*** PROVIDED RECORDS ***

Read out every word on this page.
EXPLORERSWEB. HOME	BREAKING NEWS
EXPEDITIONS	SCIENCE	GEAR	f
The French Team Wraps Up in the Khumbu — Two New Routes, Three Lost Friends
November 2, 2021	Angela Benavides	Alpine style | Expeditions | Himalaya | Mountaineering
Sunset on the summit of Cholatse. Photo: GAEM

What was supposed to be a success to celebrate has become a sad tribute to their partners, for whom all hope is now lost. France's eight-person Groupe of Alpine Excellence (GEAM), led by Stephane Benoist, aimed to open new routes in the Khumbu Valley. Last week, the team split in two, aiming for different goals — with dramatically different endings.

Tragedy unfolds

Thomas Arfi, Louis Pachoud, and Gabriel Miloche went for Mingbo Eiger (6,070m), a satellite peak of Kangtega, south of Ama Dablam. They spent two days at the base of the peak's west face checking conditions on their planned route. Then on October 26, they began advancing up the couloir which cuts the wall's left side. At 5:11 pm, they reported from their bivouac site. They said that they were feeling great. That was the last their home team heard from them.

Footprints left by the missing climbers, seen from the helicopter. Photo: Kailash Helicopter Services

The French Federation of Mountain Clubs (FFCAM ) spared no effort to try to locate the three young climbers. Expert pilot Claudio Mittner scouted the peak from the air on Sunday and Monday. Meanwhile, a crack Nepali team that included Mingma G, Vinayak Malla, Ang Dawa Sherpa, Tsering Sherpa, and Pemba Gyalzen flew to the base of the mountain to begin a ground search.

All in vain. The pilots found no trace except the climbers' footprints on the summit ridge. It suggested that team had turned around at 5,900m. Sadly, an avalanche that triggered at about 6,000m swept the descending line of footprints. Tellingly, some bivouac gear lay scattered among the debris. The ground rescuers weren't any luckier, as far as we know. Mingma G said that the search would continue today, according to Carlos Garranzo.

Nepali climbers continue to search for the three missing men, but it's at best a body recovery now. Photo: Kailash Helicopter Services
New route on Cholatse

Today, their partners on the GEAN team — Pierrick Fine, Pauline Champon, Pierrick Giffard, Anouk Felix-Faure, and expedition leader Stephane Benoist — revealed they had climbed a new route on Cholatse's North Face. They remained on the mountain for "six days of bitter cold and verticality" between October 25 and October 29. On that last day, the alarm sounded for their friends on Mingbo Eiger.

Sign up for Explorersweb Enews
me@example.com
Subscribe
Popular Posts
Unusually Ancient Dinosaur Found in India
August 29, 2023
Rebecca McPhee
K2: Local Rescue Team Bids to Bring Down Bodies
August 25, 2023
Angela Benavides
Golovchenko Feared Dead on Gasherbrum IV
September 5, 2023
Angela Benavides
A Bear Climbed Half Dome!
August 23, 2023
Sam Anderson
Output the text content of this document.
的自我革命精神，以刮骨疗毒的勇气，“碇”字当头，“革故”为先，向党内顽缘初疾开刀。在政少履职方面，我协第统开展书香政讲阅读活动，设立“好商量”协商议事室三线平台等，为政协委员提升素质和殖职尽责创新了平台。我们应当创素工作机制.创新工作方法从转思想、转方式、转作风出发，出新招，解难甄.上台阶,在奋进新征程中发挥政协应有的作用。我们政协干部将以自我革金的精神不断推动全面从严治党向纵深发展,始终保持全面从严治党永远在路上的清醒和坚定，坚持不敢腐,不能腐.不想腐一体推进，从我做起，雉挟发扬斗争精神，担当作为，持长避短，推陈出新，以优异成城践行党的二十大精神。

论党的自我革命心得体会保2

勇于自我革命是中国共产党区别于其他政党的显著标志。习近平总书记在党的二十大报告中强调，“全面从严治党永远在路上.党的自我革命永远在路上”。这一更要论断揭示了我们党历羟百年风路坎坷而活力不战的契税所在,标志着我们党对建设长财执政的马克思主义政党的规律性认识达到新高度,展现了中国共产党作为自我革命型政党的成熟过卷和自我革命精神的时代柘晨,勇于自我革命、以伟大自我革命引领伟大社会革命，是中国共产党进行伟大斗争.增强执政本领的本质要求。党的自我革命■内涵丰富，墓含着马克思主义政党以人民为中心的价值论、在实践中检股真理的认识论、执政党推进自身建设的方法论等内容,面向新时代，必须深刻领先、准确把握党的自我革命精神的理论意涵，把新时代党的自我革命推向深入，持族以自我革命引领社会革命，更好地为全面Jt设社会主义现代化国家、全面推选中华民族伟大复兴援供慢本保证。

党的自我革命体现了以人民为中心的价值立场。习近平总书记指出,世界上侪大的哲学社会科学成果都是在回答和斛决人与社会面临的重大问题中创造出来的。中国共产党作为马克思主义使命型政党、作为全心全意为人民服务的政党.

***

• WHAT YOU ARE ASKED TO DO: Take the line that contains "Output the text content of this document." and each line after it down to the last of the records, and retype them exactly; add nothing else.

• FULL ANSWER:
Output the text content of this document.
的自我革命精神，以刮骨疗毒的勇气，“碇”字当头，“革故”为先，向党内顽缘初疾开刀。在政少履职方面，我协第统开展书香政讲阅读活动，设立“好商量”协商议事室三线平台等，为政协委员提升素质和殖职尽责创新了平台。我们应当创素工作机制.创新工作方法从转思想、转方式、转作风出发，出新招，解难甄.上台阶,在奋进新征程中发挥政协应有的作用。我们政协干部将以自我革金的精神不断推动全面从严治党向纵深发展,始终保持全面从严治党永远在路上的清醒和坚定，坚持不敢腐,不能腐.不想腐一体推进，从我做起，雉挟发扬斗争精神，担当作为，持长避短，推陈出新，以优异成城践行党的二十大精神。

论党的自我革命心得体会保2

勇于自我革命是中国共产党区别于其他政党的显著标志。习近平总书记在党的二十大报告中强调，“全面从严治党永远在路上.党的自我革命永远在路上”。这一更要论断揭示了我们党历羟百年风路坎坷而活力不战的契税所在,标志着我们党对建设长财执政的马克思主义政党的规律性认识达到新高度,展现了中国共产党作为自我革命型政党的成熟过卷和自我革命精神的时代柘晨,勇于自我革命、以伟大自我革命引领伟大社会革命，是中国共产党进行伟大斗争.增强执政本领的本质要求。党的自我革命■内涵丰富，墓含着马克思主义政党以人民为中心的价值论、在实践中检股真理的认识论、执政党推进自身建设的方法论等内容,面向新时代，必须深刻领先、准确把握党的自我革命精神的理论意涵，把新时代党的自我革命推向深入，持族以自我革命引领社会革命，更好地为全面Jt设社会主义现代化国家、全面推选中华民族伟大复兴援供慢本保证。

党的自我革命体现了以人民为中心的价值立场。习近平总书记指出,世界上侪大的哲学社会科学成果都是在回答和斛决人与社会面临的重大问题中创造出来的。中国共产党作为马克思主义使命型政党、作为全心全意为人民服务的政党.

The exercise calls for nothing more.